> [WHAT THE EXERCISE ASKS]: Return the listing below line for line, without changing anything, but leave out the pictures.

> [RECORDS TO PROCESS]:
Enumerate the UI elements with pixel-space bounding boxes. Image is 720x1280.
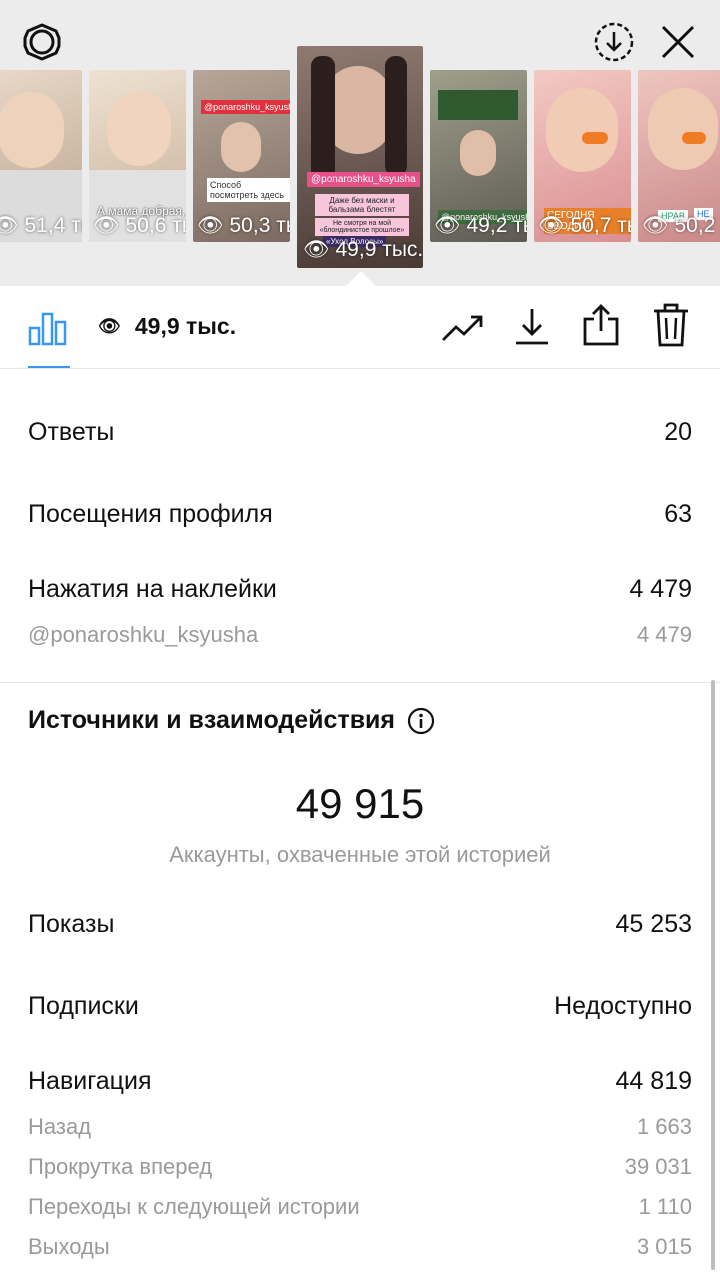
back-label: Назад bbox=[28, 1114, 92, 1139]
navigation-label: Навигация bbox=[28, 1067, 152, 1095]
thumbnail-views: 👁 50,7 тыс. bbox=[538, 214, 631, 237]
sticker-handle-value: 4 479 bbox=[636, 622, 692, 647]
impressions-value: 45 253 bbox=[615, 910, 692, 938]
story-thumbnail[interactable]: @ponaroshku_ksyusha 👁 49,2 тыс. bbox=[430, 70, 527, 242]
forward-label: Прокрутка вперед bbox=[28, 1154, 213, 1179]
story-thumbnail[interactable]: СЕГОДНЯ ВВОДИМ 👁 50,7 тыс. bbox=[534, 70, 631, 242]
next-story-label: Переходы к следующей истории bbox=[28, 1194, 360, 1219]
sticker-taps-value: 4 479 bbox=[629, 575, 692, 603]
follows-row: Подписки Недоступно bbox=[28, 992, 692, 1021]
trash-icon[interactable] bbox=[649, 302, 693, 348]
thumbnail-views: 👁 51,4 тыс. bbox=[0, 214, 82, 237]
section-divider bbox=[0, 682, 720, 683]
thumbnail-tag: @ponaroshku_ksyusha bbox=[307, 172, 420, 187]
sticker-taps-label: Нажатия на наклейки bbox=[28, 575, 277, 603]
trend-icon[interactable] bbox=[440, 306, 486, 350]
story-thumbnail[interactable]: НРАВ НЕ 👁 50,2 тыс. bbox=[638, 70, 720, 242]
replies-value: 20 bbox=[664, 418, 692, 446]
impressions-label: Показы bbox=[28, 910, 115, 938]
share-icon[interactable] bbox=[579, 302, 623, 348]
insights-toolbar: 👁 49,9 тыс. bbox=[0, 286, 720, 369]
scrollbar[interactable] bbox=[711, 680, 715, 1270]
follows-label: Подписки bbox=[28, 992, 139, 1020]
story-strip-area: 👁 51,4 тыс. А мама добрая, 👁 50,6 тыс. @… bbox=[0, 0, 720, 287]
views-count: 👁 49,9 тыс. bbox=[98, 313, 236, 340]
thumbnail-caption: Не смотря на мой «блондинистое прошлое» bbox=[315, 218, 409, 236]
forward-value: 39 031 bbox=[624, 1154, 692, 1179]
thumbnail-views: 👁 49,2 тыс. bbox=[434, 214, 527, 237]
next-story-value: 1 110 bbox=[638, 1194, 692, 1219]
reach-value: 49 915 bbox=[295, 780, 425, 827]
exits-label: Выходы bbox=[28, 1234, 110, 1259]
sticker-handle-row[interactable]: @ponaroshku_ksyusha 4 479 bbox=[28, 622, 692, 648]
active-tab-indicator bbox=[28, 366, 70, 368]
impressions-row: Показы 45 253 bbox=[28, 910, 692, 939]
thumbnail-views: 👁 50,2 тыс. bbox=[642, 214, 720, 237]
profile-visits-value: 63 bbox=[664, 500, 692, 528]
thumbnail-views: 👁 50,3 тыс. bbox=[197, 214, 290, 237]
close-icon[interactable] bbox=[656, 20, 700, 64]
navigation-value: 44 819 bbox=[615, 1067, 692, 1095]
back-row: Назад 1 663 bbox=[28, 1114, 692, 1140]
story-thumbnail[interactable]: А мама добрая, 👁 50,6 тыс. bbox=[89, 70, 186, 242]
exits-row: Выходы 3 015 bbox=[28, 1234, 692, 1260]
story-thumbnail-selected[interactable]: @ponaroshku_ksyusha Даже без маски и бал… bbox=[297, 46, 423, 268]
sticker-handle-label: @ponaroshku_ksyusha bbox=[28, 622, 259, 647]
profile-visits-label: Посещения профиля bbox=[28, 500, 273, 528]
story-thumbnail[interactable]: @ponaroshku_ksyusha Способ посмотреть зд… bbox=[193, 70, 290, 242]
download-circle-icon[interactable] bbox=[592, 20, 636, 64]
thumbnail-views: 👁 49,9 тыс. bbox=[303, 238, 423, 261]
bar-chart-icon[interactable] bbox=[26, 304, 70, 348]
selected-pointer bbox=[345, 271, 377, 287]
info-icon[interactable] bbox=[407, 707, 435, 735]
navigation-row: Навигация 44 819 bbox=[28, 1067, 692, 1096]
replies-label: Ответы bbox=[28, 418, 115, 446]
thumbnail-caption: Даже без маски и бальзама блестят bbox=[315, 194, 409, 216]
exits-value: 3 015 bbox=[636, 1234, 692, 1259]
replies-row: Ответы 20 bbox=[28, 418, 692, 447]
story-thumbnail-strip: 👁 51,4 тыс. А мама добрая, 👁 50,6 тыс. @… bbox=[0, 46, 720, 268]
next-story-row: Переходы к следующей истории 1 110 bbox=[28, 1194, 692, 1220]
section-title-text: Источники и взаимодействия bbox=[28, 706, 396, 734]
story-thumbnail[interactable]: 👁 51,4 тыс. bbox=[0, 70, 82, 242]
gear-icon[interactable] bbox=[20, 20, 64, 64]
sticker-taps-row: Нажатия на наклейки 4 479 bbox=[28, 575, 692, 604]
follows-value: Недоступно bbox=[554, 992, 692, 1020]
download-icon[interactable] bbox=[510, 304, 554, 348]
thumbnail-tag: @ponaroshku_ksyusha bbox=[201, 100, 290, 114]
reach-caption: Аккаунты, охваченные этой историей bbox=[169, 842, 551, 867]
views-value: 49,9 тыс. bbox=[134, 313, 237, 339]
thumbnail-caption: Способ посмотреть здесь bbox=[207, 178, 290, 202]
forward-row: Прокрутка вперед 39 031 bbox=[28, 1154, 692, 1180]
section-title: Источники и взаимодействия bbox=[28, 706, 435, 735]
profile-visits-row: Посещения профиля 63 bbox=[28, 500, 692, 529]
thumbnail-views: 👁 50,6 тыс. bbox=[93, 214, 186, 237]
eye-icon: 👁 bbox=[98, 316, 121, 336]
back-value: 1 663 bbox=[636, 1114, 692, 1139]
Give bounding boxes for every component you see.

> [SOLUTION TO THIS PROBLEM]:
Enumerate the UI elements with pixel-space bounding boxes. Image is 720x1280.
back-label: Назад bbox=[28, 1114, 92, 1139]
navigation-label: Навигация bbox=[28, 1067, 152, 1095]
thumbnail-views: 👁 50,7 тыс. bbox=[538, 214, 631, 237]
sticker-handle-value: 4 479 bbox=[636, 622, 692, 647]
impressions-value: 45 253 bbox=[615, 910, 692, 938]
story-thumbnail[interactable]: @ponaroshku_ksyusha 👁 49,2 тыс. bbox=[430, 70, 527, 242]
forward-label: Прокрутка вперед bbox=[28, 1154, 213, 1179]
story-thumbnail[interactable]: СЕГОДНЯ ВВОДИМ 👁 50,7 тыс. bbox=[534, 70, 631, 242]
next-story-label: Переходы к следующей истории bbox=[28, 1194, 360, 1219]
sticker-taps-value: 4 479 bbox=[629, 575, 692, 603]
follows-row: Подписки Недоступно bbox=[28, 992, 692, 1021]
trash-icon[interactable] bbox=[649, 302, 693, 348]
thumbnail-views: 👁 51,4 тыс. bbox=[0, 214, 82, 237]
section-divider bbox=[0, 682, 720, 683]
thumbnail-tag: @ponaroshku_ksyusha bbox=[307, 172, 420, 187]
sticker-taps-label: Нажатия на наклейки bbox=[28, 575, 277, 603]
trend-icon[interactable] bbox=[440, 306, 486, 350]
story-thumbnail[interactable]: НРАВ НЕ 👁 50,2 тыс. bbox=[638, 70, 720, 242]
replies-value: 20 bbox=[664, 418, 692, 446]
impressions-label: Показы bbox=[28, 910, 115, 938]
share-icon[interactable] bbox=[579, 302, 623, 348]
insights-toolbar: 👁 49,9 тыс. bbox=[0, 286, 720, 369]
scrollbar[interactable] bbox=[711, 680, 715, 1270]
follows-label: Подписки bbox=[28, 992, 139, 1020]
story-strip-area: 👁 51,4 тыс. А мама добрая, 👁 50,6 тыс. @… bbox=[0, 0, 720, 287]
views-count: 👁 49,9 тыс. bbox=[98, 313, 236, 340]
thumbnail-caption: Не смотря на мой «блондинистое прошлое» bbox=[315, 218, 409, 236]
forward-value: 39 031 bbox=[624, 1154, 692, 1179]
thumbnail-views: 👁 49,2 тыс. bbox=[434, 214, 527, 237]
next-story-value: 1 110 bbox=[638, 1194, 692, 1219]
reach-value: 49 915 bbox=[295, 780, 425, 827]
exits-label: Выходы bbox=[28, 1234, 110, 1259]
sticker-handle-row[interactable]: @ponaroshku_ksyusha 4 479 bbox=[28, 622, 692, 648]
active-tab-indicator bbox=[28, 366, 70, 368]
impressions-row: Показы 45 253 bbox=[28, 910, 692, 939]
thumbnail-views: 👁 50,2 тыс. bbox=[642, 214, 720, 237]
profile-visits-value: 63 bbox=[664, 500, 692, 528]
thumbnail-views: 👁 50,3 тыс. bbox=[197, 214, 290, 237]
close-icon[interactable] bbox=[656, 20, 700, 64]
navigation-value: 44 819 bbox=[615, 1067, 692, 1095]
back-row: Назад 1 663 bbox=[28, 1114, 692, 1140]
story-thumbnail[interactable]: А мама добрая, 👁 50,6 тыс. bbox=[89, 70, 186, 242]
exits-row: Выходы 3 015 bbox=[28, 1234, 692, 1260]
story-thumbnail-selected[interactable]: @ponaroshku_ksyusha Даже без маски и бал… bbox=[297, 46, 423, 268]
sticker-handle-label: @ponaroshku_ksyusha bbox=[28, 622, 259, 647]
profile-visits-label: Посещения профиля bbox=[28, 500, 273, 528]
story-thumbnail[interactable]: @ponaroshku_ksyusha Способ посмотреть зд… bbox=[193, 70, 290, 242]
download-circle-icon[interactable] bbox=[592, 20, 636, 64]
thumbnail-views: 👁 49,9 тыс. bbox=[303, 238, 423, 261]
bar-chart-icon[interactable] bbox=[26, 304, 70, 348]
selected-pointer bbox=[345, 271, 377, 287]
info-icon[interactable] bbox=[407, 707, 435, 735]
navigation-row: Навигация 44 819 bbox=[28, 1067, 692, 1096]
replies-label: Ответы bbox=[28, 418, 115, 446]
thumbnail-caption: Даже без маски и бальзама блестят bbox=[315, 194, 409, 216]
exits-value: 3 015 bbox=[636, 1234, 692, 1259]
replies-row: Ответы 20 bbox=[28, 418, 692, 447]
story-thumbnail-strip: 👁 51,4 тыс. А мама добрая, 👁 50,6 тыс. @… bbox=[0, 46, 720, 268]
next-story-row: Переходы к следующей истории 1 110 bbox=[28, 1194, 692, 1220]
section-title-text: Источники и взаимодействия bbox=[28, 706, 396, 734]
story-thumbnail[interactable]: 👁 51,4 тыс. bbox=[0, 70, 82, 242]
gear-icon[interactable] bbox=[20, 20, 64, 64]
sticker-taps-row: Нажатия на наклейки 4 479 bbox=[28, 575, 692, 604]
follows-value: Недоступно bbox=[554, 992, 692, 1020]
download-icon[interactable] bbox=[510, 304, 554, 348]
thumbnail-tag: @ponaroshku_ksyusha bbox=[201, 100, 290, 114]
reach-caption: Аккаунты, охваченные этой историей bbox=[169, 842, 551, 867]
views-value: 49,9 тыс. bbox=[134, 313, 237, 339]
thumbnail-caption: Способ посмотреть здесь bbox=[207, 178, 290, 202]
forward-row: Прокрутка вперед 39 031 bbox=[28, 1154, 692, 1180]
section-title: Источники и взаимодействия bbox=[28, 706, 435, 735]
profile-visits-row: Посещения профиля 63 bbox=[28, 500, 692, 529]
thumbnail-views: 👁 50,6 тыс. bbox=[93, 214, 186, 237]
eye-icon: 👁 bbox=[98, 316, 121, 336]
back-value: 1 663 bbox=[636, 1114, 692, 1139]
Give bounding boxes for every component you see.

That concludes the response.